**SHORT TASK**
Count lines, not occurrences: give the number of lines holding the word "this", and nothing besides.

(Dataset records)

+++

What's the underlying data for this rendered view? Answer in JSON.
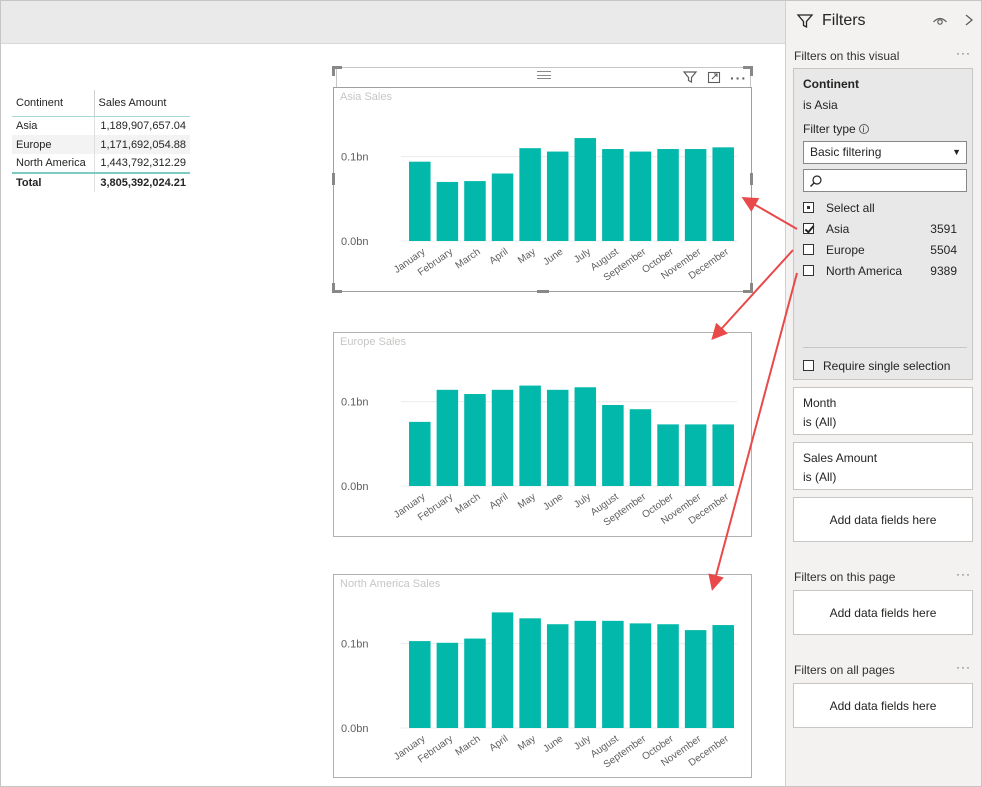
{
  "table": {
    "headers": [
      "Continent",
      "Sales Amount"
    ],
    "rows": [
      [
        "Asia",
        "1,189,907,657.04"
      ],
      [
        "Europe",
        "1,171,692,054.88"
      ],
      [
        "North America",
        "1,443,792,312.29"
      ]
    ],
    "total": [
      "Total",
      "3,805,392,024.21"
    ]
  },
  "charts_meta": {
    "bar_color": "#01b8aa",
    "arrow_color": "#e84a4a"
  },
  "chart_data": [
    {
      "type": "bar",
      "title": "Asia Sales",
      "categories": [
        "January",
        "February",
        "March",
        "April",
        "May",
        "June",
        "July",
        "August",
        "September",
        "October",
        "November",
        "December"
      ],
      "values": [
        0.094,
        0.07,
        0.071,
        0.08,
        0.11,
        0.106,
        0.122,
        0.109,
        0.106,
        0.109,
        0.109,
        0.111
      ],
      "ylim": [
        0,
        0.16
      ],
      "yticks": [
        "0.0bn",
        "0.1bn"
      ],
      "grid": true
    },
    {
      "type": "bar",
      "title": "Europe Sales",
      "categories": [
        "January",
        "February",
        "March",
        "April",
        "May",
        "June",
        "July",
        "August",
        "September",
        "October",
        "November",
        "December"
      ],
      "values": [
        0.076,
        0.114,
        0.109,
        0.114,
        0.119,
        0.114,
        0.117,
        0.096,
        0.091,
        0.073,
        0.073,
        0.073
      ],
      "ylim": [
        0,
        0.16
      ],
      "yticks": [
        "0.0bn",
        "0.1bn"
      ],
      "grid": true
    },
    {
      "type": "bar",
      "title": "North America Sales",
      "categories": [
        "January",
        "February",
        "March",
        "April",
        "May",
        "June",
        "July",
        "August",
        "September",
        "October",
        "November",
        "December"
      ],
      "values": [
        0.103,
        0.101,
        0.106,
        0.137,
        0.13,
        0.123,
        0.127,
        0.127,
        0.124,
        0.123,
        0.116,
        0.122
      ],
      "ylim": [
        0,
        0.16
      ],
      "yticks": [
        "0.0bn",
        "0.1bn"
      ],
      "grid": true
    }
  ],
  "filters": {
    "title": "Filters",
    "on_visual_label": "Filters on this visual",
    "dots": "···",
    "continent": {
      "name": "Continent",
      "state": "is Asia",
      "filter_type_label": "Filter type",
      "filter_type_value": "Basic filtering",
      "select_all": "Select all",
      "options": [
        {
          "label": "Asia",
          "count": "3591",
          "checked": true
        },
        {
          "label": "Europe",
          "count": "5504",
          "checked": false
        },
        {
          "label": "North America",
          "count": "9389",
          "checked": false
        }
      ],
      "require_single": "Require single selection"
    },
    "month": {
      "name": "Month",
      "state": "is (All)"
    },
    "sales_amount": {
      "name": "Sales Amount",
      "state": "is (All)"
    },
    "add_fields": "Add data fields here",
    "on_page_label": "Filters on this page",
    "on_all_pages_label": "Filters on all pages"
  }
}
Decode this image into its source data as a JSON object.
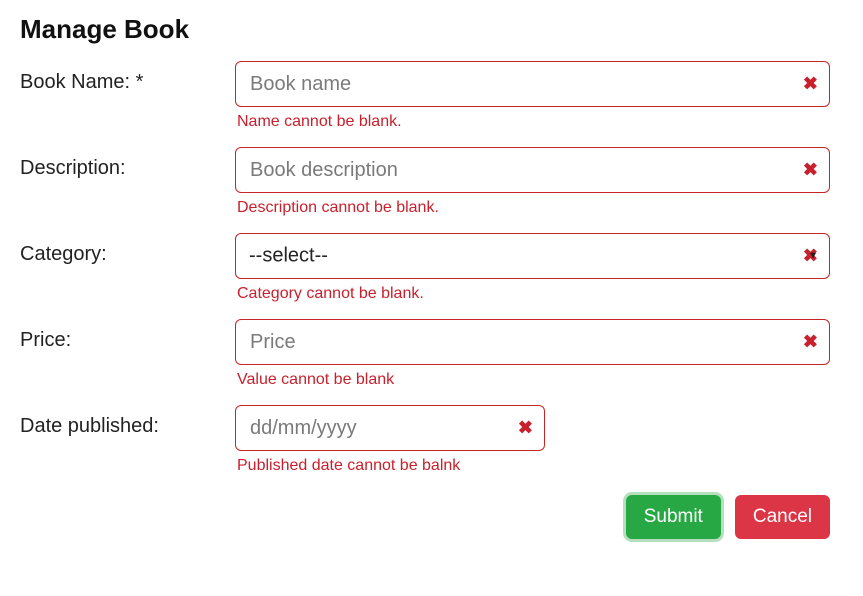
{
  "page": {
    "title": "Manage Book"
  },
  "form": {
    "bookName": {
      "label": "Book Name: *",
      "placeholder": "Book name",
      "error": "Name cannot be blank."
    },
    "description": {
      "label": "Description:",
      "placeholder": "Book description",
      "error": "Description cannot be blank."
    },
    "category": {
      "label": "Category:",
      "selected": "--select--",
      "error": "Category cannot be blank."
    },
    "price": {
      "label": "Price:",
      "placeholder": "Price",
      "error": "Value cannot be blank"
    },
    "datePublished": {
      "label": "Date published:",
      "placeholder": "dd/mm/yyyy",
      "error": "Published date cannot be balnk"
    }
  },
  "buttons": {
    "submit": "Submit",
    "cancel": "Cancel"
  }
}
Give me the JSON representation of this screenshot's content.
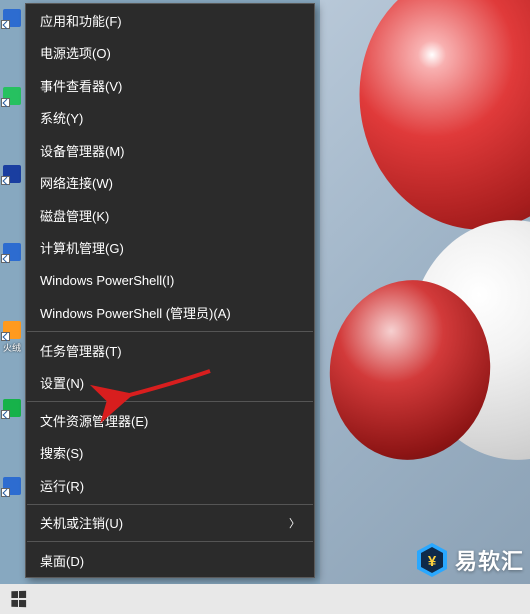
{
  "menu": {
    "groups": [
      [
        {
          "label": "应用和功能(F)",
          "name": "menu-apps-features"
        },
        {
          "label": "电源选项(O)",
          "name": "menu-power-options"
        },
        {
          "label": "事件查看器(V)",
          "name": "menu-event-viewer"
        },
        {
          "label": "系统(Y)",
          "name": "menu-system"
        },
        {
          "label": "设备管理器(M)",
          "name": "menu-device-manager"
        },
        {
          "label": "网络连接(W)",
          "name": "menu-network-connections"
        },
        {
          "label": "磁盘管理(K)",
          "name": "menu-disk-management"
        },
        {
          "label": "计算机管理(G)",
          "name": "menu-computer-management"
        },
        {
          "label": "Windows PowerShell(I)",
          "name": "menu-powershell"
        },
        {
          "label": "Windows PowerShell (管理员)(A)",
          "name": "menu-powershell-admin"
        }
      ],
      [
        {
          "label": "任务管理器(T)",
          "name": "menu-task-manager"
        },
        {
          "label": "设置(N)",
          "name": "menu-settings"
        }
      ],
      [
        {
          "label": "文件资源管理器(E)",
          "name": "menu-file-explorer"
        },
        {
          "label": "搜索(S)",
          "name": "menu-search"
        },
        {
          "label": "运行(R)",
          "name": "menu-run"
        }
      ],
      [
        {
          "label": "关机或注销(U)",
          "name": "menu-shutdown-signout",
          "submenu": true
        }
      ],
      [
        {
          "label": "桌面(D)",
          "name": "menu-desktop"
        }
      ]
    ]
  },
  "desktop": {
    "label_shortcut": "火绒"
  },
  "watermark": {
    "text": "易软汇"
  }
}
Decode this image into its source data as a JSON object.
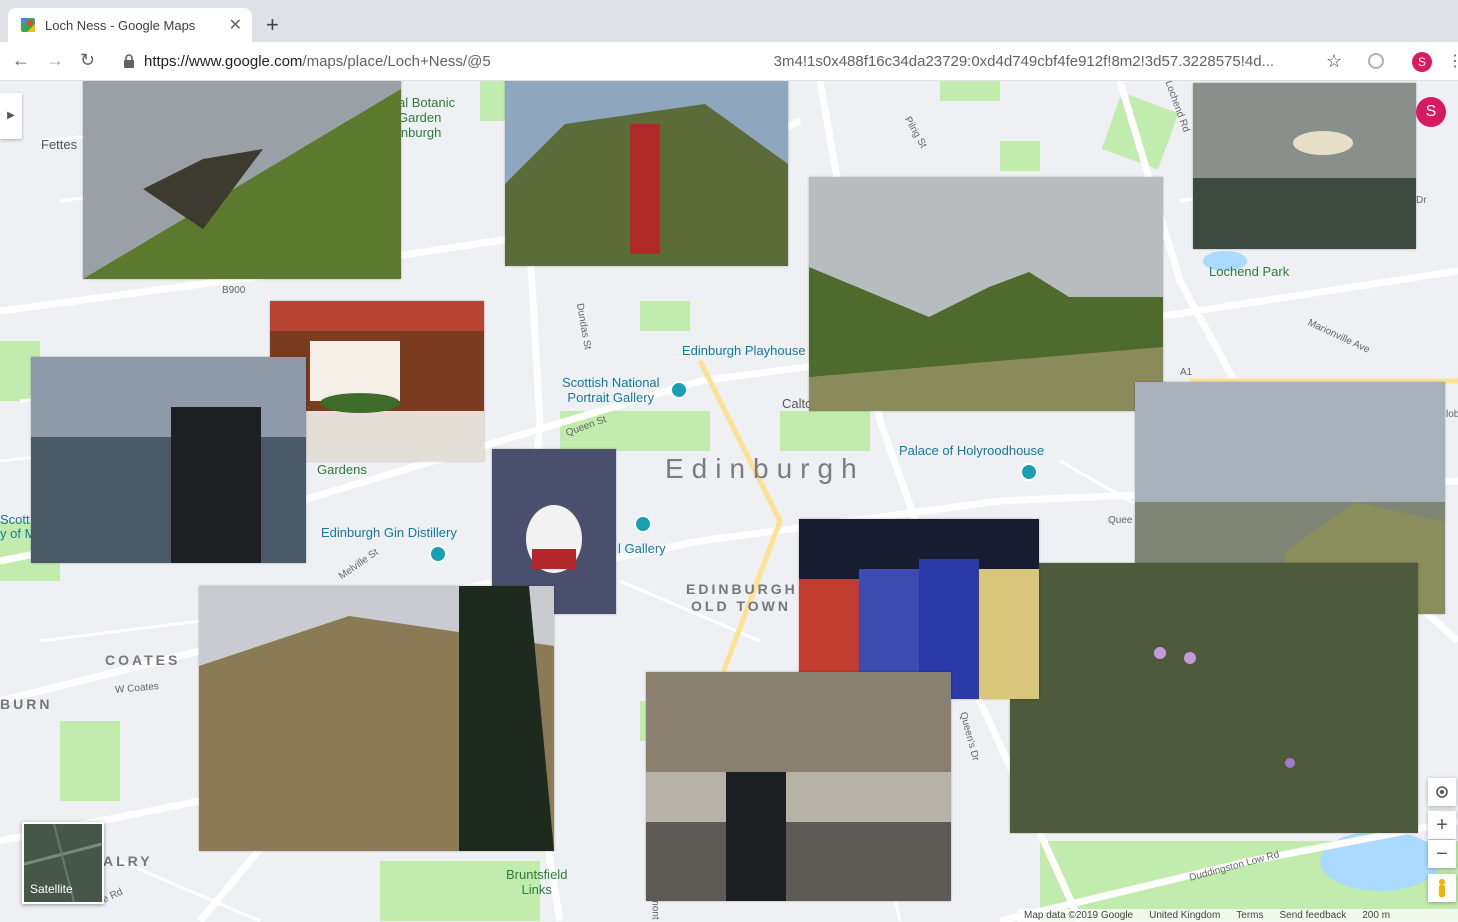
{
  "browser": {
    "tab_title": "Loch Ness - Google Maps",
    "new_tab": "+",
    "close": "✕",
    "url_main": "https://www.google.com",
    "url_rest_a": "/maps/place/Loch+Ness/@5",
    "url_rest_b": "3m4!1s0x488f16c34da23729:0xd4d749cbf4fe912f!8m2!3d57.3228575!4d...",
    "profile_initial": "S"
  },
  "map": {
    "labels": {
      "fettes": "Fettes",
      "botanic": "al Botanic\nGarden\ninburgh",
      "b900": "B900",
      "dundas": "Dundas St",
      "pilrig": "Pilrig St",
      "lochend_rd": "Lochend Rd",
      "lochend_park": "Lochend Park",
      "marionville": "Marionville Ave",
      "a1": "A1",
      "playhouse": "Edinburgh Playhouse",
      "portrait": "Scottish National\nPortrait Gallery",
      "calton": "Calto",
      "queen_st": "Queen St",
      "gardens": "Gardens",
      "edinburgh": "Edinburgh",
      "holyrood": "Palace of Holyroodhouse",
      "gin": "Edinburgh Gin Distillery",
      "melville": "Melville St",
      "gallery": "l Gallery",
      "old_town_1": "EDINBURGH",
      "old_town_2": "OLD TOWN",
      "coates": "COATES",
      "w_coates": "W Coates",
      "burn": "BURN",
      "scott": "Scott\ny of M",
      "alry": "ALRY",
      "gorgie": "ie Rd",
      "bruntsfield": "Bruntsfield\nLinks",
      "queens_dr": "Queen's Dr",
      "duddingston": "Duddingston Low Rd",
      "queen_edge": "Quee",
      "dr": "Dr",
      "lobe": "lobe",
      "mont": "mont"
    },
    "satellite_label": "Satellite",
    "footer": {
      "map_data": "Map data ©2019 Google",
      "region": "United Kingdom",
      "terms": "Terms",
      "feedback": "Send feedback",
      "scale": "200 m"
    },
    "controls": {
      "zoom_in": "+",
      "zoom_out": "−"
    }
  },
  "icons": [
    "maps-favicon",
    "back-icon",
    "forward-icon",
    "reload-icon",
    "lock-icon",
    "star-icon",
    "extension-icon",
    "menu-icon",
    "my-location-icon",
    "pegman-icon",
    "expand-icon"
  ],
  "colors": {
    "park": "#c2ecae",
    "road": "#ffffff",
    "water": "#aadaff",
    "poi": "#19a0b5",
    "profile": "#d81b60"
  }
}
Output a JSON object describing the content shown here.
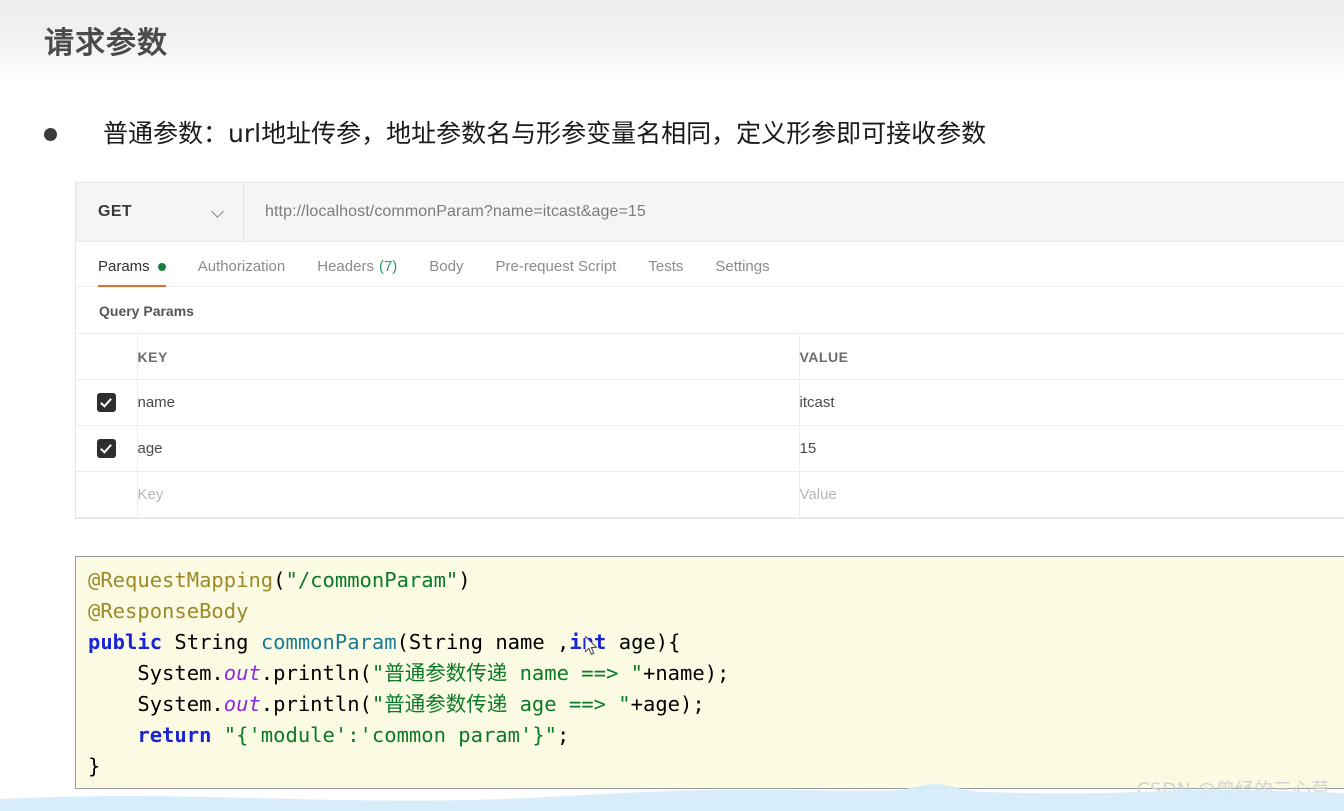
{
  "slide": {
    "title": "请求参数",
    "bullet": "普通参数：url地址传参，地址参数名与形参变量名相同，定义形参即可接收参数",
    "watermark": "CSDN @曾经的三心草"
  },
  "postman": {
    "method": "GET",
    "method_chevron_icon": "chevron-down-icon",
    "url": "http://localhost/commonParam?name=itcast&age=15",
    "tabs": [
      {
        "label": "Params",
        "active": true,
        "dot": true
      },
      {
        "label": "Authorization",
        "active": false,
        "dot": false
      },
      {
        "label": "Headers",
        "active": false,
        "count": "(7)"
      },
      {
        "label": "Body",
        "active": false
      },
      {
        "label": "Pre-request Script",
        "active": false
      },
      {
        "label": "Tests",
        "active": false
      },
      {
        "label": "Settings",
        "active": false
      }
    ],
    "section_title": "Query Params",
    "columns": {
      "key": "KEY",
      "value": "VALUE"
    },
    "rows": [
      {
        "checked": true,
        "key": "name",
        "value": "itcast",
        "placeholder": false
      },
      {
        "checked": true,
        "key": "age",
        "value": "15",
        "placeholder": false
      },
      {
        "checked": false,
        "key": "Key",
        "value": "Value",
        "placeholder": true
      }
    ],
    "colors": {
      "accent_underline": "#e46c2d",
      "status_dot": "#15803d",
      "count_text": "#2a9d5c",
      "checkbox": "#2e2e2e"
    }
  },
  "code": {
    "language": "java",
    "background": "#fbfbe4",
    "lines": [
      [
        {
          "t": "@RequestMapping",
          "c": "anno"
        },
        {
          "t": "(",
          "c": "plain"
        },
        {
          "t": "\"/commonParam\"",
          "c": "str"
        },
        {
          "t": ")",
          "c": "plain"
        }
      ],
      [
        {
          "t": "@ResponseBody",
          "c": "anno"
        }
      ],
      [
        {
          "t": "public",
          "c": "kw"
        },
        {
          "t": " String ",
          "c": "plain"
        },
        {
          "t": "commonParam",
          "c": "fn"
        },
        {
          "t": "(String name ,",
          "c": "plain"
        },
        {
          "t": "int",
          "c": "kw"
        },
        {
          "t": " age){",
          "c": "plain"
        }
      ],
      [
        {
          "t": "    System.",
          "c": "plain"
        },
        {
          "t": "out",
          "c": "field"
        },
        {
          "t": ".println(",
          "c": "plain"
        },
        {
          "t": "\"普通参数传递 name ==> \"",
          "c": "str"
        },
        {
          "t": "+name);",
          "c": "plain"
        }
      ],
      [
        {
          "t": "    System.",
          "c": "plain"
        },
        {
          "t": "out",
          "c": "field"
        },
        {
          "t": ".println(",
          "c": "plain"
        },
        {
          "t": "\"普通参数传递 age ==> \"",
          "c": "str"
        },
        {
          "t": "+age);",
          "c": "plain"
        }
      ],
      [
        {
          "t": "    ",
          "c": "plain"
        },
        {
          "t": "return",
          "c": "kw"
        },
        {
          "t": " ",
          "c": "plain"
        },
        {
          "t": "\"{'module':'common param'}\"",
          "c": "str"
        },
        {
          "t": ";",
          "c": "plain"
        }
      ],
      [
        {
          "t": "}",
          "c": "plain"
        }
      ]
    ]
  }
}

+++

**WRITTEN ANSWER**
6